§ Instructions to follow
Track down the lines that contain "ΑΡΚΕΤΑ" and copy them.

>> BEGIN Available records

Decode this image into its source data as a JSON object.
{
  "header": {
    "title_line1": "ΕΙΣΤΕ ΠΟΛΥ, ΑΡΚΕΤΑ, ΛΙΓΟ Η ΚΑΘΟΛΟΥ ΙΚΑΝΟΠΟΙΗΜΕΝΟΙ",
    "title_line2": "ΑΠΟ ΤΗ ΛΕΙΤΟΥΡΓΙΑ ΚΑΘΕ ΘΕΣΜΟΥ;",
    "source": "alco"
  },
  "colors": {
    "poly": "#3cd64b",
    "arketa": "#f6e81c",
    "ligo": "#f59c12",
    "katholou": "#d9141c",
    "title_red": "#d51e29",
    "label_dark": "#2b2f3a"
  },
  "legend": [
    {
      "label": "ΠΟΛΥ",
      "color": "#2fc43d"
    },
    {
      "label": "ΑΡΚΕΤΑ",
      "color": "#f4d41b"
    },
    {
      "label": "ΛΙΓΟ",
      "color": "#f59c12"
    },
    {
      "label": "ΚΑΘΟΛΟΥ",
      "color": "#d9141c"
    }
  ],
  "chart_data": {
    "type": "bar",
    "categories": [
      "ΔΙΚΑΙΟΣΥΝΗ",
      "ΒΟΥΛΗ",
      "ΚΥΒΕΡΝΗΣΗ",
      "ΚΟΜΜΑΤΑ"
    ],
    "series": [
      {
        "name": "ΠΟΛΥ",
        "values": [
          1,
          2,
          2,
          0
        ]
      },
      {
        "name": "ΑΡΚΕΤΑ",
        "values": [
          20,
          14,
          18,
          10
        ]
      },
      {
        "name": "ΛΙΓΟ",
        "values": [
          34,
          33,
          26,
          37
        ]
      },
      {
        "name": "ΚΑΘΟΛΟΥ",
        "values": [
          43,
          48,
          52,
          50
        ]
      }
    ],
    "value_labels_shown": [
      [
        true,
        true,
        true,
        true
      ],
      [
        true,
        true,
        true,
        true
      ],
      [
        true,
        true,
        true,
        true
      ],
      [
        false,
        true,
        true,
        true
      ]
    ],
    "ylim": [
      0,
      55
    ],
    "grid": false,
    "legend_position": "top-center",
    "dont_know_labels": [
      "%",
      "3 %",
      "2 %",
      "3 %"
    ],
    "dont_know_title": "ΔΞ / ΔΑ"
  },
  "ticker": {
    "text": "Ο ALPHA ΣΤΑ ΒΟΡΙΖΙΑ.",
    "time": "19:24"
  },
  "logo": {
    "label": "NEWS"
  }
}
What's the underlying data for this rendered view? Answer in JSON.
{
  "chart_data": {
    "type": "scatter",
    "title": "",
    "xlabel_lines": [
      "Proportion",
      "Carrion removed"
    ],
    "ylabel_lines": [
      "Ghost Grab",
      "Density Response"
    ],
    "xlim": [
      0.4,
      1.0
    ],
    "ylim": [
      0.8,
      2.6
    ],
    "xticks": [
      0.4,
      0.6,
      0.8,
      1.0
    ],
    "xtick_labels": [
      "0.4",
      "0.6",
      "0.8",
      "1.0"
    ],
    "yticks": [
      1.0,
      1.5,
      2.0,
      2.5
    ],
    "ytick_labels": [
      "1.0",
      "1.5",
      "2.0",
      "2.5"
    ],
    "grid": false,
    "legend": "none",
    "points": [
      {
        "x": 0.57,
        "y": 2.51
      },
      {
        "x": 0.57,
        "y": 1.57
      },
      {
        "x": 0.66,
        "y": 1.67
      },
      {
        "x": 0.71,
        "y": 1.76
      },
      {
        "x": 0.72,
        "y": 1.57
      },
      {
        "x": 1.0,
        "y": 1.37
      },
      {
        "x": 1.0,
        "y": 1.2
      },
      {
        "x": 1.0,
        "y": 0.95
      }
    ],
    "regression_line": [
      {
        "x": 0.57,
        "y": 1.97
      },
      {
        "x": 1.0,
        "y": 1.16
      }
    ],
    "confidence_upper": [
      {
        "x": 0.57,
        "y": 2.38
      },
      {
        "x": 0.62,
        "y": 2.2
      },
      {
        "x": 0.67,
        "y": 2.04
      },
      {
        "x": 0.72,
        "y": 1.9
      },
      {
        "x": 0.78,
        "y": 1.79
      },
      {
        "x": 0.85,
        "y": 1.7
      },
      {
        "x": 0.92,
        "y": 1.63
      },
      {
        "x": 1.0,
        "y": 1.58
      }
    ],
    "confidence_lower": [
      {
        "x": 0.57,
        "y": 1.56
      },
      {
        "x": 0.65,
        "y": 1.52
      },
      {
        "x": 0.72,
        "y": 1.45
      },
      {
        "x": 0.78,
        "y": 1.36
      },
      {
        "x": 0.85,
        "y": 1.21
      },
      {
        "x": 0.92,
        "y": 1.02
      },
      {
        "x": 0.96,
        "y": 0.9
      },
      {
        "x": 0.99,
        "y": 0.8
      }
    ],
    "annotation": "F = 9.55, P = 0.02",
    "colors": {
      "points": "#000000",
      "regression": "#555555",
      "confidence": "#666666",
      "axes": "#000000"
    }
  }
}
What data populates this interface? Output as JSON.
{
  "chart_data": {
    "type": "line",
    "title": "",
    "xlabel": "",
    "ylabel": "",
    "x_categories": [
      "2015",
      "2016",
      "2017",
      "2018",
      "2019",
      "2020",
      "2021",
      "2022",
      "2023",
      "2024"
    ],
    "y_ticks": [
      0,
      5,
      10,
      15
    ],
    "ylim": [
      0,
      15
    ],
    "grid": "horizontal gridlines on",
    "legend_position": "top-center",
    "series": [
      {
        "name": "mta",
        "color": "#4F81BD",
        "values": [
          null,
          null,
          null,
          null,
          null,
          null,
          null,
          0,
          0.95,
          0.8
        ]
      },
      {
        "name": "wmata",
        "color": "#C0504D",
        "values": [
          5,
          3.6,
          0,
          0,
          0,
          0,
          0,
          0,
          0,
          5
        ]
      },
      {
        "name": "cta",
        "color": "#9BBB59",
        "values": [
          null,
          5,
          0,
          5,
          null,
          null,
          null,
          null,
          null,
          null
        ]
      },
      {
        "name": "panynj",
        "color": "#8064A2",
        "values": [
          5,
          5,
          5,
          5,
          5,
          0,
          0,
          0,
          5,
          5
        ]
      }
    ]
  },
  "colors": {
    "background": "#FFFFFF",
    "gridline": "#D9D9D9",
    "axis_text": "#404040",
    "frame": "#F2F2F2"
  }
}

>> END Available records

§ Problem solution
    "title_line1": "ΕΙΣΤΕ ΠΟΛΥ, ΑΡΚΕΤΑ, ΛΙΓΟ Η ΚΑΘΟΛΟΥ ΙΚΑΝΟΠΟΙΗΜΕΝΟΙ",
      "label": "ΑΡΚΕΤΑ",
        "name": "ΑΡΚΕΤΑ",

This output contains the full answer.